Short problem
Select each line where the word "BARKER" appears.

Input
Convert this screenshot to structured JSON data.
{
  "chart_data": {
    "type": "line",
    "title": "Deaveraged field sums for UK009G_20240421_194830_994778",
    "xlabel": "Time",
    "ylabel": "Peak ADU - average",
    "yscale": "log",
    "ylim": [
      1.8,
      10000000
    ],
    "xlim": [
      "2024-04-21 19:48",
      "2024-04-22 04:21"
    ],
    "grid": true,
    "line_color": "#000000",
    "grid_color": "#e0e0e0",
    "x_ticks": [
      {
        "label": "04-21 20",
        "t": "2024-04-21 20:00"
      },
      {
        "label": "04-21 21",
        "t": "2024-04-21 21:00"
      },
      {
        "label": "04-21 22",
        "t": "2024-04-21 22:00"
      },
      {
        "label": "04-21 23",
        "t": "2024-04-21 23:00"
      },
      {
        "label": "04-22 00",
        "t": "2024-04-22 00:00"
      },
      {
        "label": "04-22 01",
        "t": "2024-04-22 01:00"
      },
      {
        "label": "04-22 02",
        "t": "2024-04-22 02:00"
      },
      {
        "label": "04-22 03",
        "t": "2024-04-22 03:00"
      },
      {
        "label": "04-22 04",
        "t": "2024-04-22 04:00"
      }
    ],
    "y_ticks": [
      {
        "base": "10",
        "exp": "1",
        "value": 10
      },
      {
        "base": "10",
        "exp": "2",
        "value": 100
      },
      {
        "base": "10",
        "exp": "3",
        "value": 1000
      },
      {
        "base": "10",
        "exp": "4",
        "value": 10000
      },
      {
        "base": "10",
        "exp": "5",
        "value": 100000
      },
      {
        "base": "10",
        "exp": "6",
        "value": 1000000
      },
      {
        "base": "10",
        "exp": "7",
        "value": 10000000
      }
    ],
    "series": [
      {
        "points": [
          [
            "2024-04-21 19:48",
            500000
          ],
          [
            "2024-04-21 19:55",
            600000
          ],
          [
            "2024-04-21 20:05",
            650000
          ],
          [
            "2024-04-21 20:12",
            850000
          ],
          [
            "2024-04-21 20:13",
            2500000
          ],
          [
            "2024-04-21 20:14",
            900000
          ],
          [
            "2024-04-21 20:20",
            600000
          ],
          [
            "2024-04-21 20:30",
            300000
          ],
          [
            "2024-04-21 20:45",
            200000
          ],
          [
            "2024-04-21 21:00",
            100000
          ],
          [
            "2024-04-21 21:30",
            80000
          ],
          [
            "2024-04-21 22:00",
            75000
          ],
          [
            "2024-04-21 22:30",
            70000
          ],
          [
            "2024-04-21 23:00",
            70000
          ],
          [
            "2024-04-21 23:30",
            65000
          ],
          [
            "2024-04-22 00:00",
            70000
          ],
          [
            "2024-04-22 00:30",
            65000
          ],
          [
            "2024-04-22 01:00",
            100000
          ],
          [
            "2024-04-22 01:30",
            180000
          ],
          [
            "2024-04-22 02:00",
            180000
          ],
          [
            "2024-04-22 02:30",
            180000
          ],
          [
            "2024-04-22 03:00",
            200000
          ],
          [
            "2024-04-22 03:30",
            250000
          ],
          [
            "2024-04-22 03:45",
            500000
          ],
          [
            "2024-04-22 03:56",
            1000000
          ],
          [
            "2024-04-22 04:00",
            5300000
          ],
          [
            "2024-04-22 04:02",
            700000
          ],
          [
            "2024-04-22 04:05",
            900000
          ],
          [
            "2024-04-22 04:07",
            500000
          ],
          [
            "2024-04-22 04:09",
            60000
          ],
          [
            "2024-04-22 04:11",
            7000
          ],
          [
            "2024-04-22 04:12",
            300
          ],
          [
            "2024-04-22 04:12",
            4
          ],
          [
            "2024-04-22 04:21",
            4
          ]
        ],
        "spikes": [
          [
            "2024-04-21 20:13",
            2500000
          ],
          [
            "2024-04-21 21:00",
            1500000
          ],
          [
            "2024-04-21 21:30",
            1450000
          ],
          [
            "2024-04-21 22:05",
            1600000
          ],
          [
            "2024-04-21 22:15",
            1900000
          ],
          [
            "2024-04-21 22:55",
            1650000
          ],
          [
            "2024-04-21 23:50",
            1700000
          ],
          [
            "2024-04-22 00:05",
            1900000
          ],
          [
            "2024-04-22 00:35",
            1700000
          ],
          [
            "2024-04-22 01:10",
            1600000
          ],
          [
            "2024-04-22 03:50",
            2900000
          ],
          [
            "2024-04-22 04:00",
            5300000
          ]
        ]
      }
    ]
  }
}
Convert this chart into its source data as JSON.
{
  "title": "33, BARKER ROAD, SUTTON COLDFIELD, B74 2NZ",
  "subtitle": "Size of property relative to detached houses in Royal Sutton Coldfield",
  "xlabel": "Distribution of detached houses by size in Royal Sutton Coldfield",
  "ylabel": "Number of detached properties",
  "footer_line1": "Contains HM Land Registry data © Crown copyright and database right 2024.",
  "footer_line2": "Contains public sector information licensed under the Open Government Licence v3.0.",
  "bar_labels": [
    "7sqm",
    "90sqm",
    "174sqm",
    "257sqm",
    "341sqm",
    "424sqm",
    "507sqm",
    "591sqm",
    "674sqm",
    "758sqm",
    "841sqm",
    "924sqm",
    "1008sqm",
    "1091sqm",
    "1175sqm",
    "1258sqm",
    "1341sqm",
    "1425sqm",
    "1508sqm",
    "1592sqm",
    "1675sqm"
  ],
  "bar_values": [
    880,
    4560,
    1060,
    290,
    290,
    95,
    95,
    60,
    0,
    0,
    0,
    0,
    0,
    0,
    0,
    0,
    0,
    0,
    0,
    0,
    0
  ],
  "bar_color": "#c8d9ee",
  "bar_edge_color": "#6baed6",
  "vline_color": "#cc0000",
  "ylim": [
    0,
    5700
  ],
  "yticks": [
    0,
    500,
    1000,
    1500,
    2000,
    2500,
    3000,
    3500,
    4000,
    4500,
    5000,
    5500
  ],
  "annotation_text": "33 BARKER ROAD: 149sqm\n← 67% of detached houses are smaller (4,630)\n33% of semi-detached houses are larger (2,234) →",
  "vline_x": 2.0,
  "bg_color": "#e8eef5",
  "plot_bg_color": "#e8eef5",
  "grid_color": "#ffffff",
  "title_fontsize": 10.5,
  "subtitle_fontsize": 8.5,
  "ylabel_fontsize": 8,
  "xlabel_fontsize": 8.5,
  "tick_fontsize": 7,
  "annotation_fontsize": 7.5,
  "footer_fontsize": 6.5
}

Problem solution
  "title": "33, BARKER ROAD, SUTTON COLDFIELD, B74 2NZ",
  "annotation_text": "33 BARKER ROAD: 149sqm\n← 67% of detached houses are smaller (4,630)\n33% of semi-detached houses are larger (2,234) →",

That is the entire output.